*** Records to process

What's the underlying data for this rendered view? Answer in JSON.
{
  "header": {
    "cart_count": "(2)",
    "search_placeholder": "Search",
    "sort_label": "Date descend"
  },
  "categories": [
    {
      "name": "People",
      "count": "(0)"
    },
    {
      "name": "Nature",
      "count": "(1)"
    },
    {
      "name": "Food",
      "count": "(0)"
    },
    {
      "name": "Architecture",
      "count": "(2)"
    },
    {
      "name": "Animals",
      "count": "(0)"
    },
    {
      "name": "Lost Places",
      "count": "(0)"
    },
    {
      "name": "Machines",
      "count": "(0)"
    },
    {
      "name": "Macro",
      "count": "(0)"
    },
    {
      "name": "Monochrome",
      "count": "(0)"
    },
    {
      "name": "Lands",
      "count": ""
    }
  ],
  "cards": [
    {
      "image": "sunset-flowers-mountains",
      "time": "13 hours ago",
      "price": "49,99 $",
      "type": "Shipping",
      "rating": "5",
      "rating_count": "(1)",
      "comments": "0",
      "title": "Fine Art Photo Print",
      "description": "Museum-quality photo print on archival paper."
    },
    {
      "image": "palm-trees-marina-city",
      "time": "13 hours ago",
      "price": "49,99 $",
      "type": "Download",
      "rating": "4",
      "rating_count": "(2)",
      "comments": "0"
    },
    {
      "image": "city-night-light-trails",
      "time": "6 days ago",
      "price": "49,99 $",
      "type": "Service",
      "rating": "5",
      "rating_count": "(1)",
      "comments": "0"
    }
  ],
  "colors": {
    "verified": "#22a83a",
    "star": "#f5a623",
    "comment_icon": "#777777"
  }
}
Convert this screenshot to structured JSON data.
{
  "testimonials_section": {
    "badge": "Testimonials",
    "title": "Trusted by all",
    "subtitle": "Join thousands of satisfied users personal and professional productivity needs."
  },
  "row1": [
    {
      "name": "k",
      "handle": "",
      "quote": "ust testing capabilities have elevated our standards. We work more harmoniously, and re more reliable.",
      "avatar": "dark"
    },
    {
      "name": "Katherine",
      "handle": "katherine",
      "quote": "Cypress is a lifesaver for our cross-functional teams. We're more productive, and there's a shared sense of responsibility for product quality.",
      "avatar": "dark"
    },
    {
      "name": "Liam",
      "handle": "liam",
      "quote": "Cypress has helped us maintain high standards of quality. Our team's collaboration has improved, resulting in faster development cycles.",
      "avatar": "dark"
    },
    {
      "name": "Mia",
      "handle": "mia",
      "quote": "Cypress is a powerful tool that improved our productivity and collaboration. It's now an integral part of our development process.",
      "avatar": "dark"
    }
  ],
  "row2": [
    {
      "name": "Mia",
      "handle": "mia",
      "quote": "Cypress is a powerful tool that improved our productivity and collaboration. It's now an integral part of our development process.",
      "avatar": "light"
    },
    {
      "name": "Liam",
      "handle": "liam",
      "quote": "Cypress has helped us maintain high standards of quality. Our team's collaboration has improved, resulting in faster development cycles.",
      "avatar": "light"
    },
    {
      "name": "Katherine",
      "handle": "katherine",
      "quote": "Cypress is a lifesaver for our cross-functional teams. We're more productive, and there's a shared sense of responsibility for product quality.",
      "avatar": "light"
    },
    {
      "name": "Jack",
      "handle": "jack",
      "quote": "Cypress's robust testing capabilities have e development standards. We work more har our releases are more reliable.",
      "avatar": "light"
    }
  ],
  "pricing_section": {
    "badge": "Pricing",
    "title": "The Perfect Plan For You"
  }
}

******

# Exercise description:
Exactly reproduce all of the entries.

# Response to this task:
What's the underlying data for this rendered view? Answer in JSON.
{
  "header": {
    "cart_count": "(2)",
    "search_placeholder": "Search",
    "sort_label": "Date descend"
  },
  "categories": [
    {
      "name": "People",
      "count": "(0)"
    },
    {
      "name": "Nature",
      "count": "(1)"
    },
    {
      "name": "Food",
      "count": "(0)"
    },
    {
      "name": "Architecture",
      "count": "(2)"
    },
    {
      "name": "Animals",
      "count": "(0)"
    },
    {
      "name": "Lost Places",
      "count": "(0)"
    },
    {
      "name": "Machines",
      "count": "(0)"
    },
    {
      "name": "Macro",
      "count": "(0)"
    },
    {
      "name": "Monochrome",
      "count": "(0)"
    },
    {
      "name": "Lands",
      "count": ""
    }
  ],
  "cards": [
    {
      "image": "sunset-flowers-mountains",
      "time": "13 hours ago",
      "price": "49,99 $",
      "type": "Shipping",
      "rating": "5",
      "rating_count": "(1)",
      "comments": "0",
      "title": "Fine Art Photo Print",
      "description": "Museum-quality photo print on archival paper."
    },
    {
      "image": "palm-trees-marina-city",
      "time": "13 hours ago",
      "price": "49,99 $",
      "type": "Download",
      "rating": "4",
      "rating_count": "(2)",
      "comments": "0"
    },
    {
      "image": "city-night-light-trails",
      "time": "6 days ago",
      "price": "49,99 $",
      "type": "Service",
      "rating": "5",
      "rating_count": "(1)",
      "comments": "0"
    }
  ],
  "colors": {
    "verified": "#22a83a",
    "star": "#f5a623",
    "comment_icon": "#777777"
  }
}
Convert this screenshot to structured JSON data.
{
  "testimonials_section": {
    "badge": "Testimonials",
    "title": "Trusted by all",
    "subtitle": "Join thousands of satisfied users personal and professional productivity needs."
  },
  "row1": [
    {
      "name": "k",
      "handle": "",
      "quote": "ust testing capabilities have elevated our standards. We work more harmoniously, and re more reliable.",
      "avatar": "dark"
    },
    {
      "name": "Katherine",
      "handle": "katherine",
      "quote": "Cypress is a lifesaver for our cross-functional teams. We're more productive, and there's a shared sense of responsibility for product quality.",
      "avatar": "dark"
    },
    {
      "name": "Liam",
      "handle": "liam",
      "quote": "Cypress has helped us maintain high standards of quality. Our team's collaboration has improved, resulting in faster development cycles.",
      "avatar": "dark"
    },
    {
      "name": "Mia",
      "handle": "mia",
      "quote": "Cypress is a powerful tool that improved our productivity and collaboration. It's now an integral part of our development process.",
      "avatar": "dark"
    }
  ],
  "row2": [
    {
      "name": "Mia",
      "handle": "mia",
      "quote": "Cypress is a powerful tool that improved our productivity and collaboration. It's now an integral part of our development process.",
      "avatar": "light"
    },
    {
      "name": "Liam",
      "handle": "liam",
      "quote": "Cypress has helped us maintain high standards of quality. Our team's collaboration has improved, resulting in faster development cycles.",
      "avatar": "light"
    },
    {
      "name": "Katherine",
      "handle": "katherine",
      "quote": "Cypress is a lifesaver for our cross-functional teams. We're more productive, and there's a shared sense of responsibility for product quality.",
      "avatar": "light"
    },
    {
      "name": "Jack",
      "handle": "jack",
      "quote": "Cypress's robust testing capabilities have e development standards. We work more har our releases are more reliable.",
      "avatar": "light"
    }
  ],
  "pricing_section": {
    "badge": "Pricing",
    "title": "The Perfect Plan For You"
  }
}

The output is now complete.